#### WRITTEN PROBLEM:
Report, as a bare number, how many lines hold "source".

#### DATA LISTING:

--------------------------------

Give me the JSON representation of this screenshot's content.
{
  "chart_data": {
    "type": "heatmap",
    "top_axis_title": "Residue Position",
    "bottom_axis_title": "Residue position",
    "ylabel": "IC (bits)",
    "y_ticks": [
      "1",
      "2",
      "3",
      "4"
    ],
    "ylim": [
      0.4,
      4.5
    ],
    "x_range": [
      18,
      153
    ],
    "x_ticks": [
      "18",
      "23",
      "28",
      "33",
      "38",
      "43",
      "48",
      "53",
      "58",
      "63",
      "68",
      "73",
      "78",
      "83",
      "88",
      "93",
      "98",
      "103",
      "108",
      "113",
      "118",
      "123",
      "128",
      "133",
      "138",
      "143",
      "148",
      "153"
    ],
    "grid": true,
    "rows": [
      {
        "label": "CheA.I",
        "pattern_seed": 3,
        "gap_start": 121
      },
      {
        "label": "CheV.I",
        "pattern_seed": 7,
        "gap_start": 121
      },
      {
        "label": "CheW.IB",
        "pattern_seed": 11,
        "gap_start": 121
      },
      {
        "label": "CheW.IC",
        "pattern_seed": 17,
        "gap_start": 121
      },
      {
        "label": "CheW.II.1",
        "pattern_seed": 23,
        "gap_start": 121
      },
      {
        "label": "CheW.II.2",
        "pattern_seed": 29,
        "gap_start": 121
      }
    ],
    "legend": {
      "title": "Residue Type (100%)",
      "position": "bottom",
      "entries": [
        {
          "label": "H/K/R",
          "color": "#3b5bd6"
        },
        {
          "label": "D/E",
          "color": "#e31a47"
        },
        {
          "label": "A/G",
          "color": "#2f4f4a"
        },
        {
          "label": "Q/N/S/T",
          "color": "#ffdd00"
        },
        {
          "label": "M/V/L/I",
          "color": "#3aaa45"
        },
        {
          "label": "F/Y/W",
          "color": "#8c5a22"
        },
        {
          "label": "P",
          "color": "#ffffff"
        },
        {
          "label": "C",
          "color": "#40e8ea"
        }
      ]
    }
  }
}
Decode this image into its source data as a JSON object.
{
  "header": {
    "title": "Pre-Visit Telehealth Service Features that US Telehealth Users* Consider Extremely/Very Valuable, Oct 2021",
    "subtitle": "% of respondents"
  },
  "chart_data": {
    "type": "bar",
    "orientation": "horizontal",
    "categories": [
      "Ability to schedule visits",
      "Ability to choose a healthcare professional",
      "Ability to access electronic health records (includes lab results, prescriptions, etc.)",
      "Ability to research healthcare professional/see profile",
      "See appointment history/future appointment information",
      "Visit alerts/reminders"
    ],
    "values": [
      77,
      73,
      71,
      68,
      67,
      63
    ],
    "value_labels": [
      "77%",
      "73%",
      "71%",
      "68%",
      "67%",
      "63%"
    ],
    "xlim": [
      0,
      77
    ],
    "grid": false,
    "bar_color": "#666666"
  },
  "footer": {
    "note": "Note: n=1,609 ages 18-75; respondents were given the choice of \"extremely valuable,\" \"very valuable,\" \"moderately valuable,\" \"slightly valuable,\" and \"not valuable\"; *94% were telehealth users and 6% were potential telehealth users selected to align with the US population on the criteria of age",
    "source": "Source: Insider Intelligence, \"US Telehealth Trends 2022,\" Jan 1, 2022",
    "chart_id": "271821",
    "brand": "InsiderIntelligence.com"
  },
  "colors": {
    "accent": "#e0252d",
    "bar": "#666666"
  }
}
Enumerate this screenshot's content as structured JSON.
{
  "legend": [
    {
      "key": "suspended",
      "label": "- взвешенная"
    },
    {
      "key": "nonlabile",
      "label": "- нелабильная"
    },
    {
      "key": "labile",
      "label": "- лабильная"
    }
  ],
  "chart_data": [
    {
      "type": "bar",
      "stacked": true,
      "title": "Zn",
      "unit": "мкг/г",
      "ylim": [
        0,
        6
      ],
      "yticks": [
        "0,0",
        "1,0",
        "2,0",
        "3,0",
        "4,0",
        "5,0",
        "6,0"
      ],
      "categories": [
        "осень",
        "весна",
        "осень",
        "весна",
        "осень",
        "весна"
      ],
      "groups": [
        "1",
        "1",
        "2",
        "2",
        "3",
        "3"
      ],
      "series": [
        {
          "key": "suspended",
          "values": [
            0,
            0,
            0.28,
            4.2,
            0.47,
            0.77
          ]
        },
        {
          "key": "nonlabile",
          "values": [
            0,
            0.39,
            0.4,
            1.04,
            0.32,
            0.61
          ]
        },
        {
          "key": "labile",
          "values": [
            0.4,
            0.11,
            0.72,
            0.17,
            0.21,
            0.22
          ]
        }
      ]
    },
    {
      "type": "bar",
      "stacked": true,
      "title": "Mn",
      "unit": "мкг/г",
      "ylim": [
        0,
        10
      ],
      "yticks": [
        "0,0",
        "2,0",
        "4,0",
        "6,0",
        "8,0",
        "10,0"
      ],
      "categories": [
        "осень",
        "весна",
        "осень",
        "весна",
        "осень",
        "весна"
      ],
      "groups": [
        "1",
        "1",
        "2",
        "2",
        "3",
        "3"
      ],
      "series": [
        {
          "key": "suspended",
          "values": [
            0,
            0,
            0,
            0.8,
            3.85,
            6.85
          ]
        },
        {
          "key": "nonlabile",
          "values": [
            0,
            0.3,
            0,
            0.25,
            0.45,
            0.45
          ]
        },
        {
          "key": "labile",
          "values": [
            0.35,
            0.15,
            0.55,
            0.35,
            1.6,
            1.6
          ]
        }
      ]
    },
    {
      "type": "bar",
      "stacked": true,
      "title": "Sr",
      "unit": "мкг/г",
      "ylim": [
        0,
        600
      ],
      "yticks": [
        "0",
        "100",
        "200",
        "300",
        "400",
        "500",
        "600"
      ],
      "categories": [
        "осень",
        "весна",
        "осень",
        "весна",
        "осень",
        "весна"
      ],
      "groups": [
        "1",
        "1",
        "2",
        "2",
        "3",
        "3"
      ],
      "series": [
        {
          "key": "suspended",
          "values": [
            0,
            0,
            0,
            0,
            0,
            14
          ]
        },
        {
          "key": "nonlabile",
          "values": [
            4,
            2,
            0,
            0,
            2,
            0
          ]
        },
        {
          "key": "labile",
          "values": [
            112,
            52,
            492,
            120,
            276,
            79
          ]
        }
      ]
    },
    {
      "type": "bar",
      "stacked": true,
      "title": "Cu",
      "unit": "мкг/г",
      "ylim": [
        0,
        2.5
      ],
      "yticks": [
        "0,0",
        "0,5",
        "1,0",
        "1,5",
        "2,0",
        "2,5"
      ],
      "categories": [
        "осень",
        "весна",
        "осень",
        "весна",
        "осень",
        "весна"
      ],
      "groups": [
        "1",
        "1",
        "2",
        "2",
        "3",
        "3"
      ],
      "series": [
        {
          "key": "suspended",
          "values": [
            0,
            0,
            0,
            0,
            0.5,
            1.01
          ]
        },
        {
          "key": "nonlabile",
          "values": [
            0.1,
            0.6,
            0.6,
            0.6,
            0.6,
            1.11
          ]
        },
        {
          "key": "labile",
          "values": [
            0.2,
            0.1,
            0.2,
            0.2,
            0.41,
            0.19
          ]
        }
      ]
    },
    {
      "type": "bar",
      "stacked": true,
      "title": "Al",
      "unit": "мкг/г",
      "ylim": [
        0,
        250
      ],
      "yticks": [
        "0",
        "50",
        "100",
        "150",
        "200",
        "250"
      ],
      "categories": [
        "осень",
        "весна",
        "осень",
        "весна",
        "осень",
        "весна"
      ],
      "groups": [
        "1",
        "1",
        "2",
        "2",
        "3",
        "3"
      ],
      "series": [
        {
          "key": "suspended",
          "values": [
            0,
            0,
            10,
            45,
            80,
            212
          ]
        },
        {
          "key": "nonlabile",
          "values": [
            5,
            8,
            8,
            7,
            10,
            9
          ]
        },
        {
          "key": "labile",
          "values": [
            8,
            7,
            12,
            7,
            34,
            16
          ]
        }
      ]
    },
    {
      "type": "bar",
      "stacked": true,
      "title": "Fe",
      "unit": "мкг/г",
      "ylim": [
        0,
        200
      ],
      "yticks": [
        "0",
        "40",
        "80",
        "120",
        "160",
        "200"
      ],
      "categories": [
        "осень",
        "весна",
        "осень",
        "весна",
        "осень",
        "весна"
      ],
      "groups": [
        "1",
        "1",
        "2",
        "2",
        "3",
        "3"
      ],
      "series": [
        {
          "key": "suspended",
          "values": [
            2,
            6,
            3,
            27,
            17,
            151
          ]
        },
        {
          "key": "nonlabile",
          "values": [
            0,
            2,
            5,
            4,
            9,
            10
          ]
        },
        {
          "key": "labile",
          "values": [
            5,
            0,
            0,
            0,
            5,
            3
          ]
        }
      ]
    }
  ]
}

--------------------------------

#### RESULT OF THIS TASK:
2